**What to produce:** Return the lines where the word "Subtract" occurs.

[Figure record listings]
═══

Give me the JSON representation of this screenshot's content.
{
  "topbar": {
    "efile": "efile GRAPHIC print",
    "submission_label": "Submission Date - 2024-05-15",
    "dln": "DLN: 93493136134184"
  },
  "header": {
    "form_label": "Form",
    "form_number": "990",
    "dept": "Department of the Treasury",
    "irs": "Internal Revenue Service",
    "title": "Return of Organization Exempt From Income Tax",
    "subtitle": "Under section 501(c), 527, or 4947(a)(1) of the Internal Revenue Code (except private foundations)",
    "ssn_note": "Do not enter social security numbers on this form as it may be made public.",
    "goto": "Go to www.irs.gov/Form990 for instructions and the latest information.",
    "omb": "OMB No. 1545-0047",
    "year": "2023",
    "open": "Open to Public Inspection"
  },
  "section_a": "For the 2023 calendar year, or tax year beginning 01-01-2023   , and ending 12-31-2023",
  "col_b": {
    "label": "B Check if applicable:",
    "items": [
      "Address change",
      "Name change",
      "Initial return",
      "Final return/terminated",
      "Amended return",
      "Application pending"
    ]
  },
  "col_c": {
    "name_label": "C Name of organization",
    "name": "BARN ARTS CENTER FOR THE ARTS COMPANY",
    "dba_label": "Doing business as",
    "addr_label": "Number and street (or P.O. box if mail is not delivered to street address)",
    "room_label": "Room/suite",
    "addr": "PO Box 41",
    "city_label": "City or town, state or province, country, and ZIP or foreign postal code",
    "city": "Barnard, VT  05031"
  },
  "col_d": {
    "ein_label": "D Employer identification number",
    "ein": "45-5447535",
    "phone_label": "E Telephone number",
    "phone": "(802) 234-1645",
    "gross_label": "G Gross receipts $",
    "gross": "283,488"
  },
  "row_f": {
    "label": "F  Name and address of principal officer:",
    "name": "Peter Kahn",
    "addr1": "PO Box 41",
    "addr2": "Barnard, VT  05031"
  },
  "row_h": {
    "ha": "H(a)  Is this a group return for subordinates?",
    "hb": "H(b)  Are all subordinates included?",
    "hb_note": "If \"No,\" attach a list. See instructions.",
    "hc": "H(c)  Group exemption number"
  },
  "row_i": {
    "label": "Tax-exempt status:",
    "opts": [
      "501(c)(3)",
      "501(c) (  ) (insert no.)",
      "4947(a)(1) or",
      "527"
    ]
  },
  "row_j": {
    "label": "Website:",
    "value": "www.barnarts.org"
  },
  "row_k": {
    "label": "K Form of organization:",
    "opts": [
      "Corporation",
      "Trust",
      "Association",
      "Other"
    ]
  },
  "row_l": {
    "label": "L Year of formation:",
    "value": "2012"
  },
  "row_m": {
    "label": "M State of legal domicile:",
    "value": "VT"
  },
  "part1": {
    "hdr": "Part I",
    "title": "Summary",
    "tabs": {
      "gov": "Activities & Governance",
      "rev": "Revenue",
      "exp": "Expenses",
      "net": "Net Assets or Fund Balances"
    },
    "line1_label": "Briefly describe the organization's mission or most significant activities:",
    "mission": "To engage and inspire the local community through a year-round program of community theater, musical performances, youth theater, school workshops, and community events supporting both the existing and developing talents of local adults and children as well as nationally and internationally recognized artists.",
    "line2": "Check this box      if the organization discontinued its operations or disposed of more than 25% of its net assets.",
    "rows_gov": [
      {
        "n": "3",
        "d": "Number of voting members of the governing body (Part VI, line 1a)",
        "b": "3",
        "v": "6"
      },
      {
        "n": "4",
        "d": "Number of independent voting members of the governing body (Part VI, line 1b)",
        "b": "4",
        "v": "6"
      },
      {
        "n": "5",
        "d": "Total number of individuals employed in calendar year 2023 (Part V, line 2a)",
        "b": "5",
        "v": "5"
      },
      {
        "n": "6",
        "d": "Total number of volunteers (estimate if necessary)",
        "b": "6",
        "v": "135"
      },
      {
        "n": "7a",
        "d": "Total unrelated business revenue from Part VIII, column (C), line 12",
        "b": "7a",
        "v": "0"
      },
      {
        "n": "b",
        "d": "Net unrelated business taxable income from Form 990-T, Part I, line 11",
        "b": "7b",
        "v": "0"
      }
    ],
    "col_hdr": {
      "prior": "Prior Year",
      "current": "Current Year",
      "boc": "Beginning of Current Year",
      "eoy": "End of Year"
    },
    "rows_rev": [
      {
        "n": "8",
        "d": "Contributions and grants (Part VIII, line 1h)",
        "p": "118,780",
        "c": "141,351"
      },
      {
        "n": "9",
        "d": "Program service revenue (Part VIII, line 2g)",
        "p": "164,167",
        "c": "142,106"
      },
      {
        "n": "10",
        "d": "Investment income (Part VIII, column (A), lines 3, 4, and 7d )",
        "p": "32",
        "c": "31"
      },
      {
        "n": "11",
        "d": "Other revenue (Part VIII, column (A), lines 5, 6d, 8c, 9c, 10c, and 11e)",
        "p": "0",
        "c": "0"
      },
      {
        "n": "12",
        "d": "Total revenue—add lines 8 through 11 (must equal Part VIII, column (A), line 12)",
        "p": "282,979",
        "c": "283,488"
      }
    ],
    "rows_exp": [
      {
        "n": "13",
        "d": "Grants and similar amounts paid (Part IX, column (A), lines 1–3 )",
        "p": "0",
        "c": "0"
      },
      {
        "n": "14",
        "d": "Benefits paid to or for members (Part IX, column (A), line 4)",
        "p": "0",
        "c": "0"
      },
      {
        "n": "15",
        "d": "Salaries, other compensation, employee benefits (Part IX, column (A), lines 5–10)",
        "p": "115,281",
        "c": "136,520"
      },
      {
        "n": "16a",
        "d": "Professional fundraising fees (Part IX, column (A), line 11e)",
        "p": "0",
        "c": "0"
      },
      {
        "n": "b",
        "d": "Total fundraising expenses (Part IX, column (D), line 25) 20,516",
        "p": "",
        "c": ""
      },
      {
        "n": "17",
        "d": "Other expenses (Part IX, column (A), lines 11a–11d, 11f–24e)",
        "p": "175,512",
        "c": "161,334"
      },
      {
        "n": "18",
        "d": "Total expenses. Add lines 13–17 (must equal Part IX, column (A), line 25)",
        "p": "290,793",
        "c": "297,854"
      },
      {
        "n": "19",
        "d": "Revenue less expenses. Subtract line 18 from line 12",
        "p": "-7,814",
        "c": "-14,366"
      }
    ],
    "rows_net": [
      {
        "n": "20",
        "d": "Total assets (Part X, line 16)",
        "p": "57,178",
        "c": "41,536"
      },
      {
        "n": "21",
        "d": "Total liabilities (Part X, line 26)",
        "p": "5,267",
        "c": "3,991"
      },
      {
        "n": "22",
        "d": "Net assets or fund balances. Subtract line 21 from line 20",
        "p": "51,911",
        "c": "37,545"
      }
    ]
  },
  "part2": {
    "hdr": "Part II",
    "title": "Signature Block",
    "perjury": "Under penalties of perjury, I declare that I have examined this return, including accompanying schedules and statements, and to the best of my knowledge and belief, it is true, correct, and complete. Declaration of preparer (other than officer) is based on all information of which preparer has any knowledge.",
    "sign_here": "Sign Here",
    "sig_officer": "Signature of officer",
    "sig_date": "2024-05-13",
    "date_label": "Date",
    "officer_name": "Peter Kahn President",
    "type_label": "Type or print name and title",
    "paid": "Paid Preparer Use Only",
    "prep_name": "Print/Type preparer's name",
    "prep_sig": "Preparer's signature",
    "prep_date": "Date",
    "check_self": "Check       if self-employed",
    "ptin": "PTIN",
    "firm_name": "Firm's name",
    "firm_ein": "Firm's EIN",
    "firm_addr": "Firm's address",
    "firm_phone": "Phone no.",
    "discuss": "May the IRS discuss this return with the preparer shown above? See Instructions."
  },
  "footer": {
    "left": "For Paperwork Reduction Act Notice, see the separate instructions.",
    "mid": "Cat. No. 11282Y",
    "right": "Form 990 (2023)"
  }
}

═══

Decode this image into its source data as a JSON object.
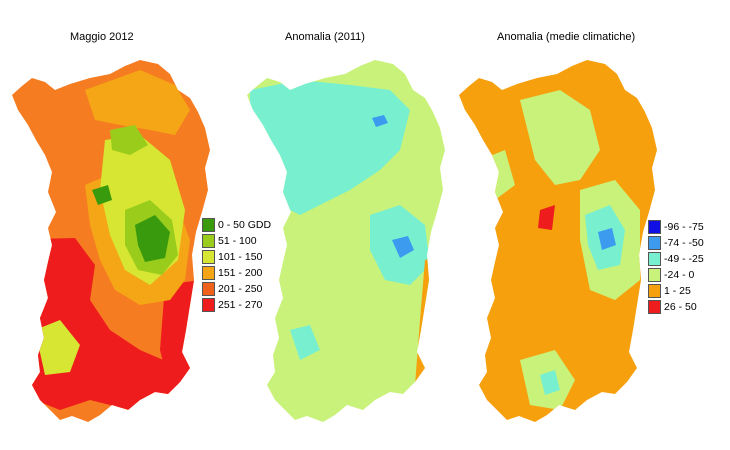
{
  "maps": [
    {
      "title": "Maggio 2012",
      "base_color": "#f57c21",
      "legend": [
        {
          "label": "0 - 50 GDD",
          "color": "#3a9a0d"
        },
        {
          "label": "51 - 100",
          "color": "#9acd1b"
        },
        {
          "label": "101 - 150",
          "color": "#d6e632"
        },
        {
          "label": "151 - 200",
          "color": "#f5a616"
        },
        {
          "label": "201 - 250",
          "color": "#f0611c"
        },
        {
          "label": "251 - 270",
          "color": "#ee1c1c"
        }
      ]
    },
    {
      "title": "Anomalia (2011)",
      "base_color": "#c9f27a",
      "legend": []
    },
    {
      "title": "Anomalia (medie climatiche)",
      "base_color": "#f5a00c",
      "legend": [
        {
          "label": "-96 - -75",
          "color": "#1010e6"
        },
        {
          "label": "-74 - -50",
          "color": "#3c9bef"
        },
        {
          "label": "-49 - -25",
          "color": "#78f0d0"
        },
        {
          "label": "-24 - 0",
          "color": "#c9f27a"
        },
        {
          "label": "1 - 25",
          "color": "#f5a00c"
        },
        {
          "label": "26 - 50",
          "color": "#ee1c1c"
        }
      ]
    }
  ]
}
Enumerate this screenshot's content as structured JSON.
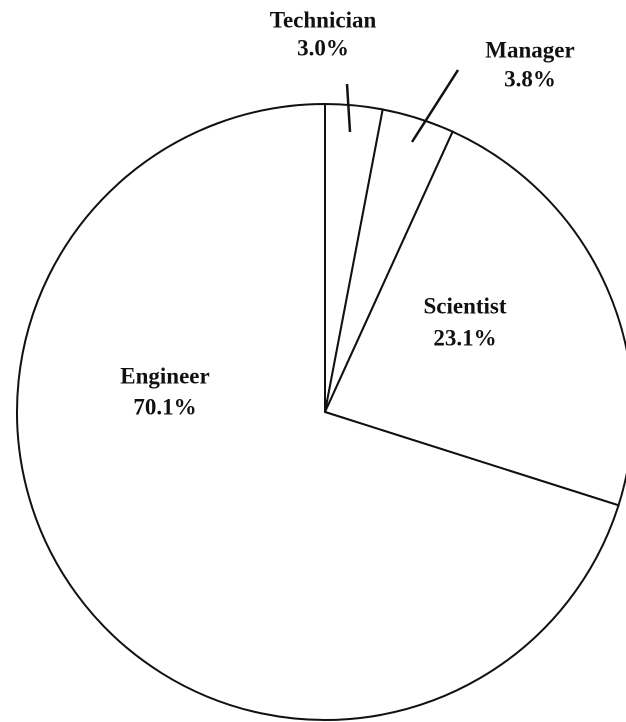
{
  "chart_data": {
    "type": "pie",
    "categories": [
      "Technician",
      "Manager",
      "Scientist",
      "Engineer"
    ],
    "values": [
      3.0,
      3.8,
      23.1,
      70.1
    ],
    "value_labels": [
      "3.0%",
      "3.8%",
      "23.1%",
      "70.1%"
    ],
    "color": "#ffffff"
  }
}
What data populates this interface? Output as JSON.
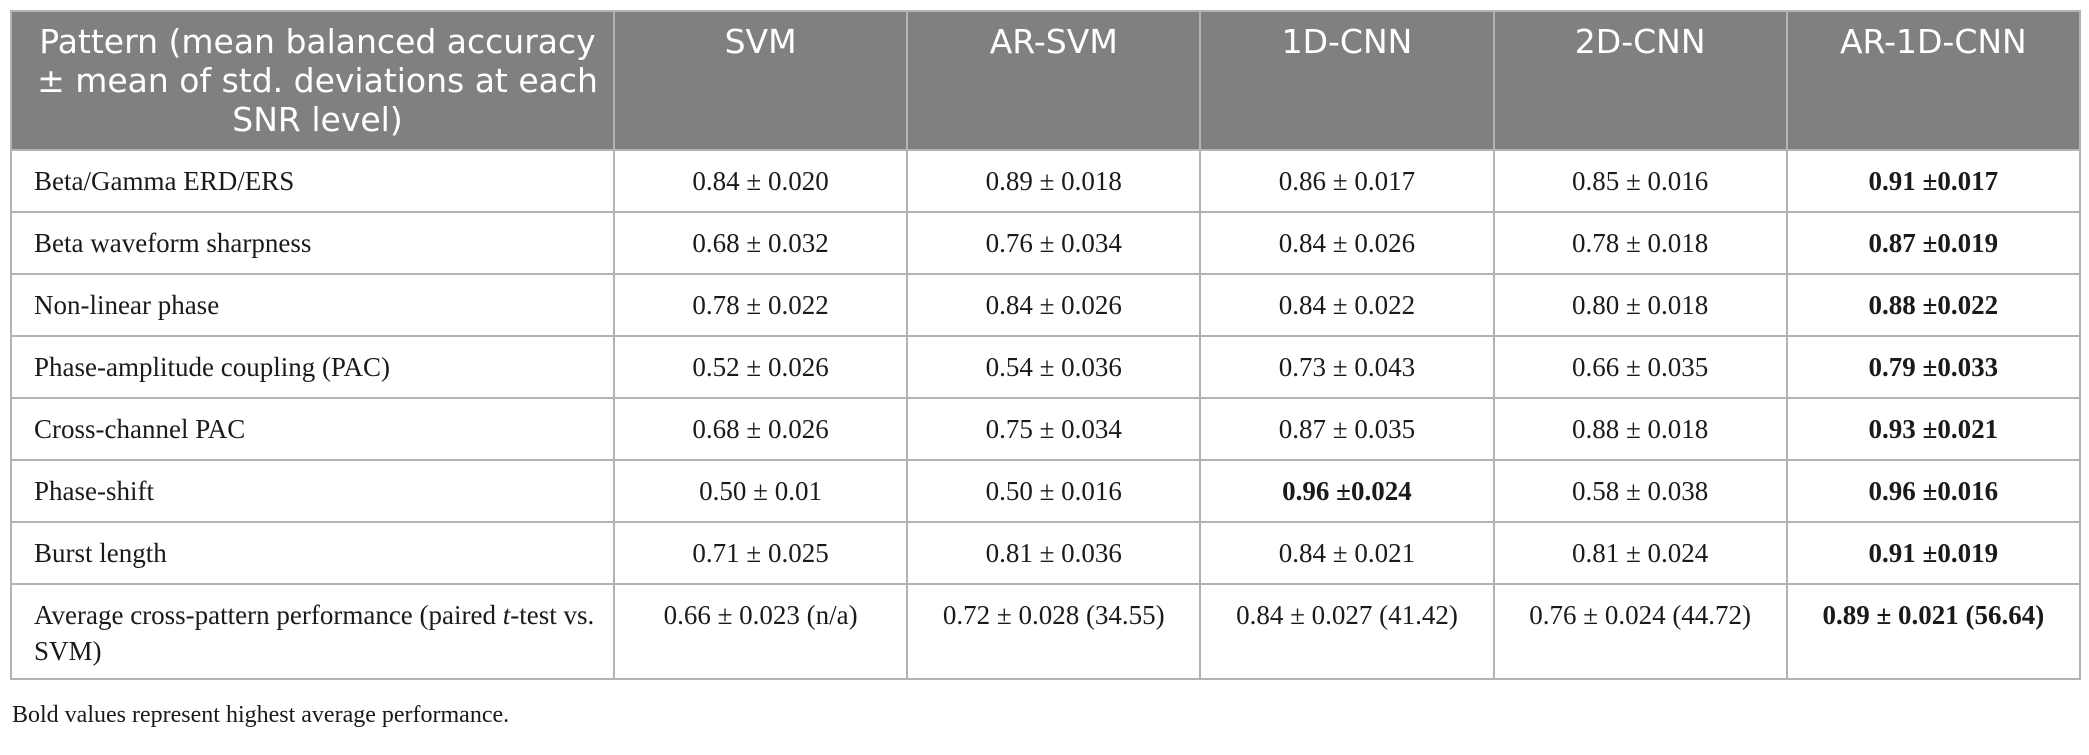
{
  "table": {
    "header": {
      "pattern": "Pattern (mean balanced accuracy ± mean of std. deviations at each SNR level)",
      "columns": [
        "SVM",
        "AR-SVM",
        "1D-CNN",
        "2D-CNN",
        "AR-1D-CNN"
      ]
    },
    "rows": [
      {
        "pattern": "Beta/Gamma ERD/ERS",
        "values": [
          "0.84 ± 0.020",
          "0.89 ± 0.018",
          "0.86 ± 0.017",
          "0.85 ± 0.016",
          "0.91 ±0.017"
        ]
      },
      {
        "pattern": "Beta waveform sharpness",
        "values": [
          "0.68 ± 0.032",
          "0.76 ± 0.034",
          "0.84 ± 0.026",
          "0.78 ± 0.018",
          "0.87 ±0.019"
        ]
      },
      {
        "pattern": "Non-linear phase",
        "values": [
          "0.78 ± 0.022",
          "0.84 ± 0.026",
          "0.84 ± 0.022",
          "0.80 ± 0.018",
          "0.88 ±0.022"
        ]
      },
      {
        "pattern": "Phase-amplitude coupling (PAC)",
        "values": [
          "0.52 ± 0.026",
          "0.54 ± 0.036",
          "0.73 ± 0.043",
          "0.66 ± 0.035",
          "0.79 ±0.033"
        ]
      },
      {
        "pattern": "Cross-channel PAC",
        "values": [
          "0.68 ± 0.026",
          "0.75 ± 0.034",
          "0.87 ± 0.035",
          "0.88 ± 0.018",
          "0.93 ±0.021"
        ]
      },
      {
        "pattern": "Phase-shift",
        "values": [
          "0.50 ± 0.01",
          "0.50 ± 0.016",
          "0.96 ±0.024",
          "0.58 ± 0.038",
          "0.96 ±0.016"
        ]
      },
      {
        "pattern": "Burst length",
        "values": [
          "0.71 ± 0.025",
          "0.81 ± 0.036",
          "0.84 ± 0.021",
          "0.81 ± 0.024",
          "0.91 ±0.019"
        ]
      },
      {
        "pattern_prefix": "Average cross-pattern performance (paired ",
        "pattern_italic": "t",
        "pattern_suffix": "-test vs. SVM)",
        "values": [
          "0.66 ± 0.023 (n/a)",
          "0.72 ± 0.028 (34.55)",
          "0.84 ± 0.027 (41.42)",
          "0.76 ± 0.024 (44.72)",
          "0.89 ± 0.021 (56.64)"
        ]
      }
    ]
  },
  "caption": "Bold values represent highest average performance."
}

═══

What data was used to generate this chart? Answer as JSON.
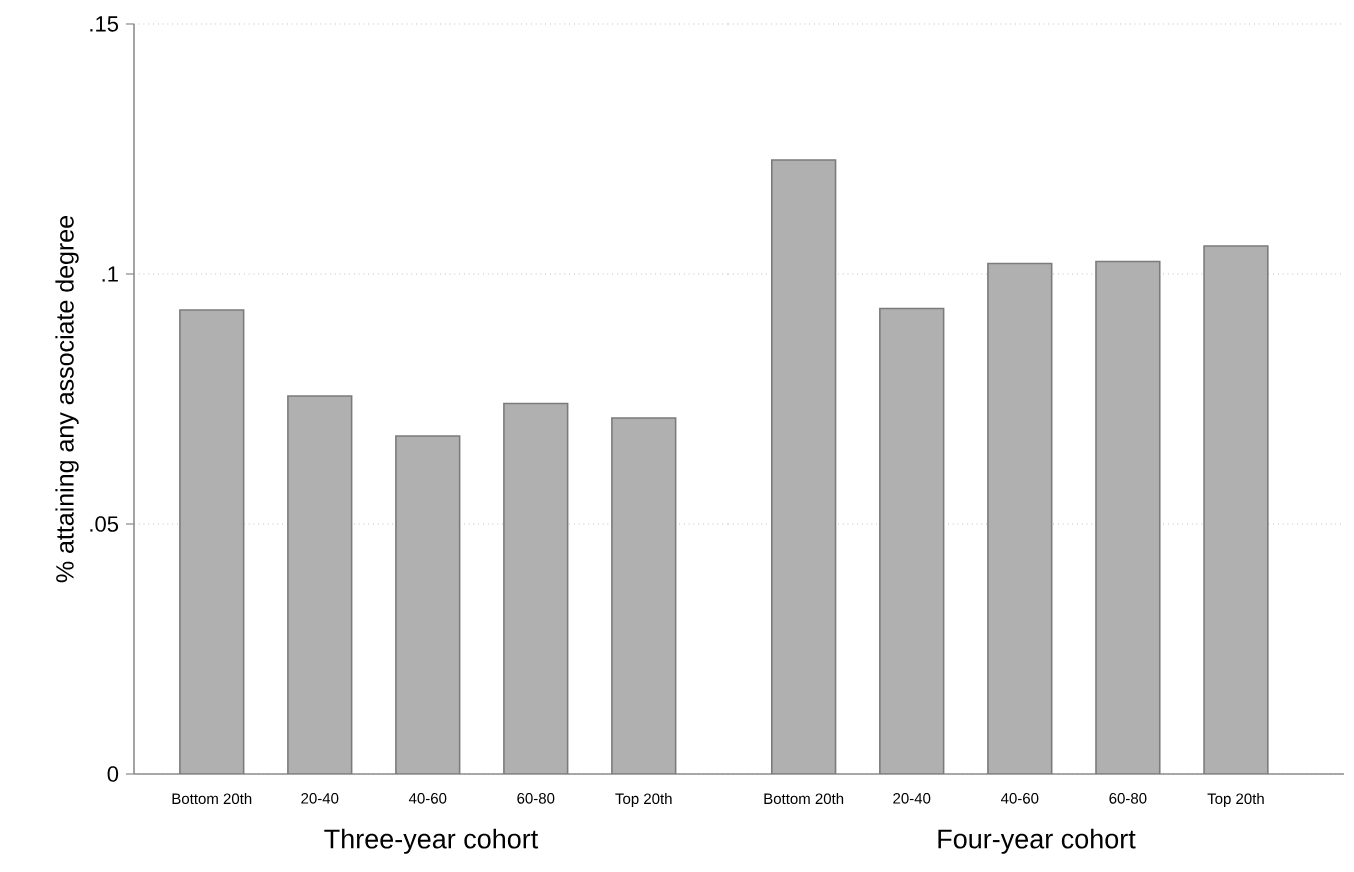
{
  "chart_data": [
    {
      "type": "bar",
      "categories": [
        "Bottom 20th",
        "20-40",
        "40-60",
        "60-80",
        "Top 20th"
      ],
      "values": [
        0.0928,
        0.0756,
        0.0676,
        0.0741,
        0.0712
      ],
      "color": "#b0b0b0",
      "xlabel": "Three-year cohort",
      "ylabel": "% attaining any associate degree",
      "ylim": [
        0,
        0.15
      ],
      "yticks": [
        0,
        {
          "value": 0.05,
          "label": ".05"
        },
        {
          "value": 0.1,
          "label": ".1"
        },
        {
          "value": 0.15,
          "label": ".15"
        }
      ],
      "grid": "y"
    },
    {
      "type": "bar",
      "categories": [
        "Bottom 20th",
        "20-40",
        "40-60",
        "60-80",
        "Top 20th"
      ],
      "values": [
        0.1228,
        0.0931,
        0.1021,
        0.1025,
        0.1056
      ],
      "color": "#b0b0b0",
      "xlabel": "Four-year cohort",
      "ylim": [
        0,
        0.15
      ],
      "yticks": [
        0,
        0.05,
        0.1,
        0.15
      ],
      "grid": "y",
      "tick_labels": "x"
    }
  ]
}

═══

**Response below:**
        "d": "Revenue less expenses. Subtract line 18 from line 12",
        "d": "Net assets or fund balances. Subtract line 21 from line 20",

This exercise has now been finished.